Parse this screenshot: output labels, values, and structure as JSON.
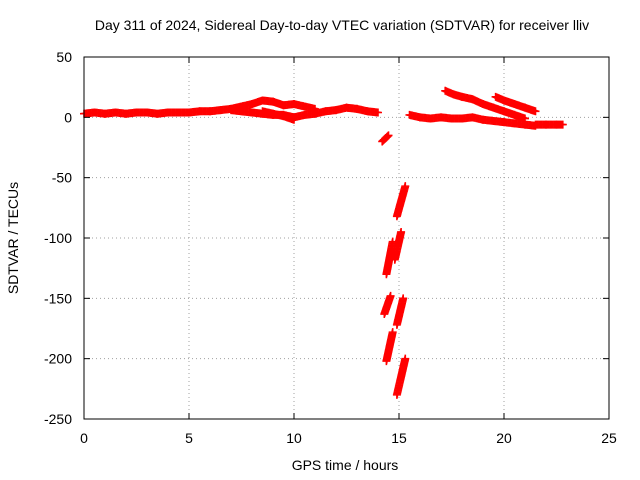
{
  "chart_data": {
    "type": "scatter",
    "title": "Day 311 of 2024, Sidereal Day-to-day VTEC variation (SDTVAR) for receiver lliv",
    "xlabel": "GPS time / hours",
    "ylabel": "SDTVAR / TECUs",
    "xlim": [
      0,
      25
    ],
    "ylim": [
      -250,
      50
    ],
    "xticks": [
      0,
      5,
      10,
      15,
      20,
      25
    ],
    "yticks": [
      -250,
      -200,
      -150,
      -100,
      -50,
      0,
      50
    ],
    "grid": true,
    "legend": "none",
    "marker": "plus",
    "color": "#ff0000",
    "series": [
      {
        "points": [
          [
            0,
            3
          ],
          [
            0.5,
            4
          ],
          [
            1,
            3
          ],
          [
            1.5,
            4
          ],
          [
            2,
            3
          ],
          [
            2.5,
            4
          ],
          [
            3,
            4
          ],
          [
            3.5,
            3
          ],
          [
            4,
            4
          ],
          [
            4.5,
            4
          ],
          [
            5,
            4
          ],
          [
            5.5,
            5
          ],
          [
            6,
            5
          ],
          [
            6.5,
            6
          ],
          [
            7,
            7
          ],
          [
            7.5,
            9
          ],
          [
            8,
            11
          ],
          [
            8.5,
            14
          ],
          [
            9,
            13
          ],
          [
            9.5,
            10
          ],
          [
            10,
            11
          ],
          [
            10.5,
            9
          ],
          [
            11,
            7
          ]
        ]
      },
      {
        "points": [
          [
            7,
            6
          ],
          [
            7.5,
            5
          ],
          [
            8,
            4
          ],
          [
            8.5,
            3
          ],
          [
            9,
            2
          ],
          [
            9.5,
            2
          ],
          [
            10,
            0
          ],
          [
            10.5,
            2
          ],
          [
            11,
            3
          ],
          [
            11.5,
            5
          ],
          [
            12,
            6
          ],
          [
            12.5,
            8
          ],
          [
            13,
            7
          ],
          [
            13.5,
            5
          ],
          [
            14,
            4
          ]
        ]
      },
      {
        "points": [
          [
            8.5,
            5
          ],
          [
            9,
            3
          ],
          [
            9.5,
            1
          ],
          [
            10,
            -2
          ]
        ]
      },
      {
        "points": [
          [
            14.2,
            -20
          ],
          [
            14.5,
            -15
          ]
        ]
      },
      {
        "points": [
          [
            15.5,
            2
          ],
          [
            16,
            0
          ],
          [
            16.5,
            -1
          ],
          [
            17,
            0
          ],
          [
            17.5,
            -1
          ],
          [
            18,
            -1
          ],
          [
            18.5,
            0
          ],
          [
            19,
            -2
          ],
          [
            19.5,
            -3
          ],
          [
            20,
            -4
          ],
          [
            20.5,
            -5
          ],
          [
            21,
            -6
          ],
          [
            21.5,
            -7
          ]
        ]
      },
      {
        "points": [
          [
            21.5,
            -6
          ],
          [
            22,
            -6
          ],
          [
            22.5,
            -6
          ],
          [
            22.8,
            -6
          ]
        ]
      },
      {
        "points": [
          [
            17.2,
            22
          ],
          [
            17.6,
            19
          ],
          [
            18,
            17
          ],
          [
            18.5,
            15
          ],
          [
            19,
            11
          ],
          [
            19.5,
            8
          ],
          [
            20,
            5
          ],
          [
            20.5,
            2
          ],
          [
            21,
            -1
          ]
        ]
      },
      {
        "points": [
          [
            19.6,
            17
          ],
          [
            20,
            14
          ],
          [
            20.5,
            11
          ],
          [
            21,
            8
          ],
          [
            21.5,
            5
          ]
        ]
      },
      {
        "points": [
          [
            14.4,
            -130
          ],
          [
            14.7,
            -103
          ]
        ]
      },
      {
        "points": [
          [
            14.3,
            -163
          ],
          [
            14.6,
            -148
          ]
        ]
      },
      {
        "points": [
          [
            14.4,
            -202
          ],
          [
            14.7,
            -178
          ]
        ]
      },
      {
        "points": [
          [
            14.8,
            -118
          ],
          [
            15.1,
            -95
          ]
        ]
      },
      {
        "points": [
          [
            14.9,
            -82
          ],
          [
            15.3,
            -57
          ]
        ]
      },
      {
        "points": [
          [
            14.9,
            -172
          ],
          [
            15.2,
            -150
          ]
        ]
      },
      {
        "points": [
          [
            14.9,
            -230
          ],
          [
            15.3,
            -200
          ]
        ]
      }
    ]
  }
}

○ ○ ○

## To do
Gather each line that holds "SDTVAR".

## Task response
    "title": "Day 311 of 2024, Sidereal Day-to-day VTEC variation (SDTVAR) for receiver lliv",
    "ylabel": "SDTVAR / TECUs",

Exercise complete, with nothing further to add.